[Saved data entries]
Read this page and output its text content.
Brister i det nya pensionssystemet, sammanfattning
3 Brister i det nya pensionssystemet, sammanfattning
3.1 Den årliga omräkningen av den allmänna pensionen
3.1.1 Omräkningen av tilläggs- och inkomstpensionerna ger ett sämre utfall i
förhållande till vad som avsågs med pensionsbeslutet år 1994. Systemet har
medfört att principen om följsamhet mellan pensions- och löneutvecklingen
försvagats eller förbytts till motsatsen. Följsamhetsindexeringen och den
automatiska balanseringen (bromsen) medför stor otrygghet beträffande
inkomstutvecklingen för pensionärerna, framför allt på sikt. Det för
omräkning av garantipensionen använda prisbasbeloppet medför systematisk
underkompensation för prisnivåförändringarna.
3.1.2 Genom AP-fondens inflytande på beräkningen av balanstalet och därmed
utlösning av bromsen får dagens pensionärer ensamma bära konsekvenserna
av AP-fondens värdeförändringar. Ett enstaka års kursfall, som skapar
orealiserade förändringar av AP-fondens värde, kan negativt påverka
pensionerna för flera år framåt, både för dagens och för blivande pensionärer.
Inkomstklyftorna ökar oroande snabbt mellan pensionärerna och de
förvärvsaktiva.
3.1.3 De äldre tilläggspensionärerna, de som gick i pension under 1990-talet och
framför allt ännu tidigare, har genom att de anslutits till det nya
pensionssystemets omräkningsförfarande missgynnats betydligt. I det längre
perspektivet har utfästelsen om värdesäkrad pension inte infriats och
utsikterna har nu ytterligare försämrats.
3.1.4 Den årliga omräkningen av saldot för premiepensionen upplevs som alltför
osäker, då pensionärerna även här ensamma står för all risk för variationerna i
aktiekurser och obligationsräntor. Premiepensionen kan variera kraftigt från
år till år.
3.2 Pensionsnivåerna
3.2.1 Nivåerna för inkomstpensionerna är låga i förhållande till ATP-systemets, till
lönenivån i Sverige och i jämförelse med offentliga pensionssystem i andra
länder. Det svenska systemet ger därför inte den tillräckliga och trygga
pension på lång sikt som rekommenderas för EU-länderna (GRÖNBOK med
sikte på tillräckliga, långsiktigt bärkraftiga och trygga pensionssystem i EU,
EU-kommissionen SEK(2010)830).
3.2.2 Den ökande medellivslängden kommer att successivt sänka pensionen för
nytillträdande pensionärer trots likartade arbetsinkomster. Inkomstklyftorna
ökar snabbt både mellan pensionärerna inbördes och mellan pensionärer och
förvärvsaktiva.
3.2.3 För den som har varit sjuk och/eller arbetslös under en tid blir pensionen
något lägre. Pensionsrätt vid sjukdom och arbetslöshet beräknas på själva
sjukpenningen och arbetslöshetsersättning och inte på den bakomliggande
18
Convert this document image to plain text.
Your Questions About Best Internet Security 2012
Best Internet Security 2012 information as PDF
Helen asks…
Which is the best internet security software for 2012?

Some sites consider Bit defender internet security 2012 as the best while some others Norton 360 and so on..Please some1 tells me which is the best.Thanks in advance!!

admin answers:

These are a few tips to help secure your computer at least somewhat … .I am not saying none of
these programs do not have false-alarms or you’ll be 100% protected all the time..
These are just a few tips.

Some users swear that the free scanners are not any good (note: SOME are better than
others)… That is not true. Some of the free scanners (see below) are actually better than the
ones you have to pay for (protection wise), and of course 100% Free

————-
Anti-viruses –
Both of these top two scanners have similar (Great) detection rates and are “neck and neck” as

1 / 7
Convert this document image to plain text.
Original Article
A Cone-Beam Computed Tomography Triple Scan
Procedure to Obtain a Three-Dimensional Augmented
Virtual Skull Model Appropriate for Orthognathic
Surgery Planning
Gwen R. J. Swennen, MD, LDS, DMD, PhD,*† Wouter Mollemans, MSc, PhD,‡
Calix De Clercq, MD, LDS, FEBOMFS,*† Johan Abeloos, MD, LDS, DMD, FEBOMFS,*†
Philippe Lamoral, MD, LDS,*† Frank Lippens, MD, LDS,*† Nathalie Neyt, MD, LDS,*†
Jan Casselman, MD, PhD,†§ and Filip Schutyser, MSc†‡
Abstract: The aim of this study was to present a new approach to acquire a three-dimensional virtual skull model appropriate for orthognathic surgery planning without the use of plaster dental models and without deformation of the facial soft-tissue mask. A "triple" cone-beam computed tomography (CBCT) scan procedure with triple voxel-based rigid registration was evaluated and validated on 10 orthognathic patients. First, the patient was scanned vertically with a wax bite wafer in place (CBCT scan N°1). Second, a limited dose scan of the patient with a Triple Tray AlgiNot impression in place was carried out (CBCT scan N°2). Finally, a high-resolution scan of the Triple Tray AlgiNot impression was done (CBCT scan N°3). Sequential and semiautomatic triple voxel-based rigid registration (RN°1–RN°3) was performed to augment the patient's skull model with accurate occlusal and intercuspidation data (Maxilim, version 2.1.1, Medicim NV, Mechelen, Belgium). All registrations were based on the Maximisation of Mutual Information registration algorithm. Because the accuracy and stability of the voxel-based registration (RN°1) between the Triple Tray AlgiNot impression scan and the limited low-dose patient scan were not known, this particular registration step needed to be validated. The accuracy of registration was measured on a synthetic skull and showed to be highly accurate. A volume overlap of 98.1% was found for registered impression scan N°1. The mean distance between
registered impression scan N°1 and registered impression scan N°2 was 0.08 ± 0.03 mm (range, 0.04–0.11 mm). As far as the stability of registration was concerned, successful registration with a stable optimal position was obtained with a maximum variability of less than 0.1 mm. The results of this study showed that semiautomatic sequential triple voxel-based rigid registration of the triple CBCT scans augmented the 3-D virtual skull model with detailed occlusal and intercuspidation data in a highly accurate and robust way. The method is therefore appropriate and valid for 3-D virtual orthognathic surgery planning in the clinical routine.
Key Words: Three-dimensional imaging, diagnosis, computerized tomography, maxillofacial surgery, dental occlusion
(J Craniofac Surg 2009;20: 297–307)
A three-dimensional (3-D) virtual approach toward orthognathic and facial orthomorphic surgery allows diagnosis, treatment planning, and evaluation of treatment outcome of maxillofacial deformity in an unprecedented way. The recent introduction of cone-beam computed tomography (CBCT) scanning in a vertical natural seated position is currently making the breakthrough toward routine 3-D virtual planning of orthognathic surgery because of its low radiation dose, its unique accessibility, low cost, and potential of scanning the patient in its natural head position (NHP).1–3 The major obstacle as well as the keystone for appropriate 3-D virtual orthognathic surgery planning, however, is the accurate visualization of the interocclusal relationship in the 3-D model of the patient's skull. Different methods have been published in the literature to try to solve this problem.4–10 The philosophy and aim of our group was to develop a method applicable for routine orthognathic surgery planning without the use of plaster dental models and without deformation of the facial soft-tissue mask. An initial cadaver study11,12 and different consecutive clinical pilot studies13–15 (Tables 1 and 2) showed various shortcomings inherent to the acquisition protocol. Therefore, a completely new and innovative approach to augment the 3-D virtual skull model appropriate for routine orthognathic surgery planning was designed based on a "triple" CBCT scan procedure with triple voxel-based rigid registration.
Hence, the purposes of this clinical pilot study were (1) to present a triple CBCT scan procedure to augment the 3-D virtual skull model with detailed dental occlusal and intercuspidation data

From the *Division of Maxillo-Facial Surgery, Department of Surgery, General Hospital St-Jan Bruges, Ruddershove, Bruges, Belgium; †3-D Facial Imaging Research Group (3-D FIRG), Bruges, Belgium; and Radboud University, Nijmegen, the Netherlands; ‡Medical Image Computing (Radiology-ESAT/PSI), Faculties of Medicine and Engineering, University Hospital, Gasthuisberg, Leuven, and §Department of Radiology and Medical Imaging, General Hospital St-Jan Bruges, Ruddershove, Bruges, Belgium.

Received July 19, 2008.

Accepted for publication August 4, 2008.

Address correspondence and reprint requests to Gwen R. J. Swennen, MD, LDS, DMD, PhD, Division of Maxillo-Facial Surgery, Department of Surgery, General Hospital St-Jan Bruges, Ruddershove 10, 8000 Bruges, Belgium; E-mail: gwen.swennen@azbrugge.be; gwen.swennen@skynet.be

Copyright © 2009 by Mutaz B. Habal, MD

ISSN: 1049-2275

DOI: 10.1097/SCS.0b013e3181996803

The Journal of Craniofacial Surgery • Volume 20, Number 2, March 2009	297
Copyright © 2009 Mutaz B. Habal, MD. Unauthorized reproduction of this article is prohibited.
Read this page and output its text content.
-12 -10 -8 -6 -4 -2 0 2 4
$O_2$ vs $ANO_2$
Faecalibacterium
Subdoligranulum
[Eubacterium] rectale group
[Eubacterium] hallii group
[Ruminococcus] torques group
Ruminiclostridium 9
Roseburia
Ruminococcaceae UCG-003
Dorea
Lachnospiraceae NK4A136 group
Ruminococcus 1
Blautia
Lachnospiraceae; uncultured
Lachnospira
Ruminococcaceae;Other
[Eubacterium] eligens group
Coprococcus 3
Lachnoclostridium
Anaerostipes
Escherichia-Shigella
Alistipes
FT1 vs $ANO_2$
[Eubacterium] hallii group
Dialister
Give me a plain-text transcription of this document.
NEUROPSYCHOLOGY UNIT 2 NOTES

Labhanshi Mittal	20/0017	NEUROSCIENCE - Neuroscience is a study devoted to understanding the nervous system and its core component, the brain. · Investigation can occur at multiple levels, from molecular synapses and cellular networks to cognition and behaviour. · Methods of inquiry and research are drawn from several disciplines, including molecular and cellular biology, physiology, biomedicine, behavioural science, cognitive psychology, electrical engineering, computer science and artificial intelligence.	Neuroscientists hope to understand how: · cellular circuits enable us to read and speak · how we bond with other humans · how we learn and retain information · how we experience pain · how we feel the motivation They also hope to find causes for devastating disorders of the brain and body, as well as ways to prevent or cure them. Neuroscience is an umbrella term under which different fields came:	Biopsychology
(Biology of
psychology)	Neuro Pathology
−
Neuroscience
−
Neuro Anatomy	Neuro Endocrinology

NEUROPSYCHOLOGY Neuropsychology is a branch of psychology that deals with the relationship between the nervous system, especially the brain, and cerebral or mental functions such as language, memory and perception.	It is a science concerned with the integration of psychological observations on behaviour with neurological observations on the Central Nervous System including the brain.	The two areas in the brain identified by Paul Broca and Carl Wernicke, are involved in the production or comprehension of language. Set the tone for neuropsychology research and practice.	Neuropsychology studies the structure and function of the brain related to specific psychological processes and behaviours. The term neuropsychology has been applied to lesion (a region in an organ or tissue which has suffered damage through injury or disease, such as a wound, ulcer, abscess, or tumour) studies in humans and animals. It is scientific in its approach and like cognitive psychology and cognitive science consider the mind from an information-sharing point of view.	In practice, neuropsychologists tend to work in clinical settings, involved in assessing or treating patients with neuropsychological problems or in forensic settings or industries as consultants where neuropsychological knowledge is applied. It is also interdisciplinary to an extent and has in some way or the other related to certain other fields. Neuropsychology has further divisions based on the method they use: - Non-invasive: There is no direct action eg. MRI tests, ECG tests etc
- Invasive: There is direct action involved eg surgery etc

__TASK STATEMENT__
Each line of the entries above that has the word "Copyright" is to be copied.

__YOUR RESPONSE__
Copyright © 2009 by Mutaz B. Habal, MD
Copyright © 2009 Mutaz B. Habal, MD. Unauthorized reproduction of this article is prohibited.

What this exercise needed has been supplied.